REQUEST » In the records that follow, locate every line with "nonché" and extract it.

Stored records:
═══

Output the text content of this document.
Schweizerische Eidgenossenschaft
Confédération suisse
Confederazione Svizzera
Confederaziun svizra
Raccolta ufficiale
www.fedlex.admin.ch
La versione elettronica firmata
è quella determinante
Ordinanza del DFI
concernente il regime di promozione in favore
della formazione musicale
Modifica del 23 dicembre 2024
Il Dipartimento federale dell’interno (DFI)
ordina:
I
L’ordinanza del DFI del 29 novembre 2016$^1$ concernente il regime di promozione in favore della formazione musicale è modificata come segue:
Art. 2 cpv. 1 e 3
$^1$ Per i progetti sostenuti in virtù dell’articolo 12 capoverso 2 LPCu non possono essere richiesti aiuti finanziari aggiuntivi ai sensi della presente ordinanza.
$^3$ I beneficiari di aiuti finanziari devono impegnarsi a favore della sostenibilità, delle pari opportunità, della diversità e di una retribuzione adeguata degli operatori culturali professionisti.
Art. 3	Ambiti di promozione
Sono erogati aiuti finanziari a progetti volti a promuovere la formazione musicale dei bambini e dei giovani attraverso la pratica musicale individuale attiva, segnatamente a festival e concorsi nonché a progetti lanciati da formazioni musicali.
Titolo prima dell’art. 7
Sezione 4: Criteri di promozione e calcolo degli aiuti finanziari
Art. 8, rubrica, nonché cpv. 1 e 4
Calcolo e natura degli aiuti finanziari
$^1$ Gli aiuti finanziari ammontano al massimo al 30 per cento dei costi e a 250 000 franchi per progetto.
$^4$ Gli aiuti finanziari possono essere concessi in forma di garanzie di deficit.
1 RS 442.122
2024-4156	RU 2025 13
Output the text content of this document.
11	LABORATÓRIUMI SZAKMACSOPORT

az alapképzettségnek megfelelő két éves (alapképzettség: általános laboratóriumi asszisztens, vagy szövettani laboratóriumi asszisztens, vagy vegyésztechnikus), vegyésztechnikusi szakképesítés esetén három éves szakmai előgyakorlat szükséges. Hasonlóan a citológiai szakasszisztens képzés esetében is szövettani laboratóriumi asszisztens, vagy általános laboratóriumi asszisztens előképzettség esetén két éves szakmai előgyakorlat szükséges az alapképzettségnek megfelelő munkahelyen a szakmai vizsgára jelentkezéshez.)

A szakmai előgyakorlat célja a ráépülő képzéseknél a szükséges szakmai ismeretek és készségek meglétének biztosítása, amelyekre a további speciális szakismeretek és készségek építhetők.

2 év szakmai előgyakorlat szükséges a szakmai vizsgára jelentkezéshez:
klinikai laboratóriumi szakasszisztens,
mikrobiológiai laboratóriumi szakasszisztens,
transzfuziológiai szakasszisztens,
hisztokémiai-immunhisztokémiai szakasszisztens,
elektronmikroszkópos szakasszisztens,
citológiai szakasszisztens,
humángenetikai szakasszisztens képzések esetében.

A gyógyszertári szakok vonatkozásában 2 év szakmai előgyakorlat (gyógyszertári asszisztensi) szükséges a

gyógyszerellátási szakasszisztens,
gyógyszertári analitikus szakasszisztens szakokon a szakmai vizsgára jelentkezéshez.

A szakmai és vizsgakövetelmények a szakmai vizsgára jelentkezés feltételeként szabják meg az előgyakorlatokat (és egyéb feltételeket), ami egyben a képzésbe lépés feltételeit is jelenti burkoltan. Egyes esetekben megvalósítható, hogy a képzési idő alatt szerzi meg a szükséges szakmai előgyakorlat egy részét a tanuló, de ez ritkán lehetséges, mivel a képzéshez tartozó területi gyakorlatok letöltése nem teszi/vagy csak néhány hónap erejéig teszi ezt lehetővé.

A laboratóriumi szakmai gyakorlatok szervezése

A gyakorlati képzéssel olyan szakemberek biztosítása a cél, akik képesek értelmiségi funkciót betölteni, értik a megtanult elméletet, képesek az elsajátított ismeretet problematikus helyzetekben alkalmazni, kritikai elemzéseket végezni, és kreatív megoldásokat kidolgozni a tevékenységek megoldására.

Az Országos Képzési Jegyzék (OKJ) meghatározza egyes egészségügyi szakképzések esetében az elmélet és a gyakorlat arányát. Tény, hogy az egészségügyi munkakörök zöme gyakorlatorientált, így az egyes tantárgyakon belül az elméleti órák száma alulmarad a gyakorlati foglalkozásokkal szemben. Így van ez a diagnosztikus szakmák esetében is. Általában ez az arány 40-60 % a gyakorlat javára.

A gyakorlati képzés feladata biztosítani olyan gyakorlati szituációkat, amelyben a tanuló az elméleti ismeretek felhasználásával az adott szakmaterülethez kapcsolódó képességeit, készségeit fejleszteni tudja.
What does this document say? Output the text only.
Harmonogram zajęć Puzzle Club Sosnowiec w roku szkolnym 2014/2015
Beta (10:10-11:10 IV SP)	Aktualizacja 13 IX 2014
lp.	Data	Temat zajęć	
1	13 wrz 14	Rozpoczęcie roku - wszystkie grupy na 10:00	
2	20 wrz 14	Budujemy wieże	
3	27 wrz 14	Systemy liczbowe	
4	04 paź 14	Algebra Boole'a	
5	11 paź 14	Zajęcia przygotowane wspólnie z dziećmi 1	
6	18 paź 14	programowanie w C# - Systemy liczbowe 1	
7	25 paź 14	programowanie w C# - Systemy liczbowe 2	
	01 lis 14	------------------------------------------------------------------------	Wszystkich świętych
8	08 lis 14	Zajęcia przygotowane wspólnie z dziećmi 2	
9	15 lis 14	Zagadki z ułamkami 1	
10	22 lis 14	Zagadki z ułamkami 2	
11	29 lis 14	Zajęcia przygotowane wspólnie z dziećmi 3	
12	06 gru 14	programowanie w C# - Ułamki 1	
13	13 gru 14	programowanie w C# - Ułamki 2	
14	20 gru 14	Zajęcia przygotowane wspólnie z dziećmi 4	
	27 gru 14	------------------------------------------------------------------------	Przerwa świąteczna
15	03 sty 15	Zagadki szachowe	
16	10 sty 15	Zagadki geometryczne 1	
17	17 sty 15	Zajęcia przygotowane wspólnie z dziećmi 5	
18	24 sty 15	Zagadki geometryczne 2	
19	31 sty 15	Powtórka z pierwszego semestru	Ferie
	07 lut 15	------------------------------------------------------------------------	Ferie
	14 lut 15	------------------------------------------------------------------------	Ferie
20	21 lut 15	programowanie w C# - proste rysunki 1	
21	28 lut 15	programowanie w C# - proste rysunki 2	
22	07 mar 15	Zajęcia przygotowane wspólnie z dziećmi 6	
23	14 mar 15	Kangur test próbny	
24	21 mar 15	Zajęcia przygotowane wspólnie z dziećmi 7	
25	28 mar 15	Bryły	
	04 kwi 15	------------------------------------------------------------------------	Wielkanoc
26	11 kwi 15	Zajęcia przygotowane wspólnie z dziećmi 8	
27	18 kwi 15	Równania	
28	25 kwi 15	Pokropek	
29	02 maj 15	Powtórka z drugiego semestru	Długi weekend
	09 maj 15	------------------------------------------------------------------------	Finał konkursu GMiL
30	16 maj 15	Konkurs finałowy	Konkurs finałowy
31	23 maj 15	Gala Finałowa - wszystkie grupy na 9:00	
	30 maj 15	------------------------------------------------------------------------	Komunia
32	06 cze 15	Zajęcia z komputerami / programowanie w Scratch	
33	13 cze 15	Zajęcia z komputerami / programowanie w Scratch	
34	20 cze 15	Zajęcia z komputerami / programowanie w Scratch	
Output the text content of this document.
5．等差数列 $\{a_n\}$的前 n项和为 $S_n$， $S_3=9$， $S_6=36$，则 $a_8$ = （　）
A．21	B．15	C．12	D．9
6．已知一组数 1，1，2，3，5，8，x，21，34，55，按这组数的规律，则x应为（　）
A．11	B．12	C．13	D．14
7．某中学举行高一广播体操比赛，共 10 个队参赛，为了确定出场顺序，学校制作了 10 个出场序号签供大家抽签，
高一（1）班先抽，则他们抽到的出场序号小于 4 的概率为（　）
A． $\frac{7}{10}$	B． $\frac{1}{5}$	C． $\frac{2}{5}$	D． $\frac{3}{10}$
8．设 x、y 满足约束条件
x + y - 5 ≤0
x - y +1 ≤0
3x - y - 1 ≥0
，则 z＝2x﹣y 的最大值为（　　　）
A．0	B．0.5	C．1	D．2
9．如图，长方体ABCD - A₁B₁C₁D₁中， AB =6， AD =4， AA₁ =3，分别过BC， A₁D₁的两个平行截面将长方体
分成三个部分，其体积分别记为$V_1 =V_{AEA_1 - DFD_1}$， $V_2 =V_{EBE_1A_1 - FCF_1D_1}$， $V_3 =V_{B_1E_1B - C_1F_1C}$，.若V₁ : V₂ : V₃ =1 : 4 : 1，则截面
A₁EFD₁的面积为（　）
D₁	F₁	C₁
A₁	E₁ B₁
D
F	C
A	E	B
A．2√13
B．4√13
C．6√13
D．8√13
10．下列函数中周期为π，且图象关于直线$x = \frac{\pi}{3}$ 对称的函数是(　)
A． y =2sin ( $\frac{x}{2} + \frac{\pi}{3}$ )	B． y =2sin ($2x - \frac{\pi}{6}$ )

═══

RESPONSE BELOW »
Sono erogati aiuti finanziari a progetti volti a promuovere la formazione musicale dei bambini e dei giovani attraverso la pratica musicale individuale attiva, segnatamente a festival e concorsi nonché a progetti lanciati da formazioni musicali.
Art. 8, rubrica, nonché cpv. 1 e 4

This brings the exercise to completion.